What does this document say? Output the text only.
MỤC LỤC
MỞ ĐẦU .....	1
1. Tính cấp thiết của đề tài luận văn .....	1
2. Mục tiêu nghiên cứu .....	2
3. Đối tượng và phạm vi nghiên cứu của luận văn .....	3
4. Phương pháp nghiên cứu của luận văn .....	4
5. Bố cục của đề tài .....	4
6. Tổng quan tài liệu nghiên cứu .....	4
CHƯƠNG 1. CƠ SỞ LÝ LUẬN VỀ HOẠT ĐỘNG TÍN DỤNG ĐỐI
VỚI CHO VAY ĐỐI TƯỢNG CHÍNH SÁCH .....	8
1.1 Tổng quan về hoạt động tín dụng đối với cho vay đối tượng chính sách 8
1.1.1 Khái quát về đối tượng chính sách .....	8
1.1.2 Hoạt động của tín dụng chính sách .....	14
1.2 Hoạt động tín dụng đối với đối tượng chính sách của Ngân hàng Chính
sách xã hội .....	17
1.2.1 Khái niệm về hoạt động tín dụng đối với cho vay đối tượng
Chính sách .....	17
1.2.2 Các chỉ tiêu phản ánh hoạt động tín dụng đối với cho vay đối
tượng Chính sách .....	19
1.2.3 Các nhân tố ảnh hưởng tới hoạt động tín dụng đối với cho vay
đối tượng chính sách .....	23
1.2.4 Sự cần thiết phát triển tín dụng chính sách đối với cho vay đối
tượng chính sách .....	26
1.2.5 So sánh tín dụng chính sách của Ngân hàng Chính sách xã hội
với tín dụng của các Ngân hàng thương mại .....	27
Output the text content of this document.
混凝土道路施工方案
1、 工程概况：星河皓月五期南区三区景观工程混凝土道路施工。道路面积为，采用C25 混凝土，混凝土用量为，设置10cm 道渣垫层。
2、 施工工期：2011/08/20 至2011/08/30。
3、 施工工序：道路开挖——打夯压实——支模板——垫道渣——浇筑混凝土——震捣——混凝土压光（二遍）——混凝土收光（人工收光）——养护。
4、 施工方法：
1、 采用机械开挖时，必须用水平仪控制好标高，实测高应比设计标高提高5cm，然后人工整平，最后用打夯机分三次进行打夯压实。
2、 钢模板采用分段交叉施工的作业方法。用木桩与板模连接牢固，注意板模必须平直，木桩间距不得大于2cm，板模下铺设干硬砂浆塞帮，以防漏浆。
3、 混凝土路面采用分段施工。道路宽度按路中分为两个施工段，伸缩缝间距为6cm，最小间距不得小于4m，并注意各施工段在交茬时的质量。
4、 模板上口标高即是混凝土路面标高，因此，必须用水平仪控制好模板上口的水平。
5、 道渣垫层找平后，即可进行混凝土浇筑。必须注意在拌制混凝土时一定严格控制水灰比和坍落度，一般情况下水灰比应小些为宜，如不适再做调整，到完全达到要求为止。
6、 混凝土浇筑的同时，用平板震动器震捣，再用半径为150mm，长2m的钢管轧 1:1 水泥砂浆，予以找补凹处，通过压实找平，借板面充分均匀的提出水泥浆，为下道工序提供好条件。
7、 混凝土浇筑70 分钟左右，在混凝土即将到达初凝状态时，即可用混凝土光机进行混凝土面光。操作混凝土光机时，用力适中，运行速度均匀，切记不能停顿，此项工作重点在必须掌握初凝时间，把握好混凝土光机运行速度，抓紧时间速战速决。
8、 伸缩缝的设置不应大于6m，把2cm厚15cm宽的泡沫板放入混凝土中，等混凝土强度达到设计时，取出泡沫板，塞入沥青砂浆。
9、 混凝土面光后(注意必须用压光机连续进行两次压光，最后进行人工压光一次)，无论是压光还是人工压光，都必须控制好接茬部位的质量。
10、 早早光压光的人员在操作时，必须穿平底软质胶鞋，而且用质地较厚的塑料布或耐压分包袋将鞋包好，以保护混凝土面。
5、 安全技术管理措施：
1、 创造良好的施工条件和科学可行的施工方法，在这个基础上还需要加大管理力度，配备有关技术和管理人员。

| Directions |
Which lines hold the string "document"? Copy all of them from the data above.

| Written response |
What does this document say? Output the text only.
Output the text content of this document.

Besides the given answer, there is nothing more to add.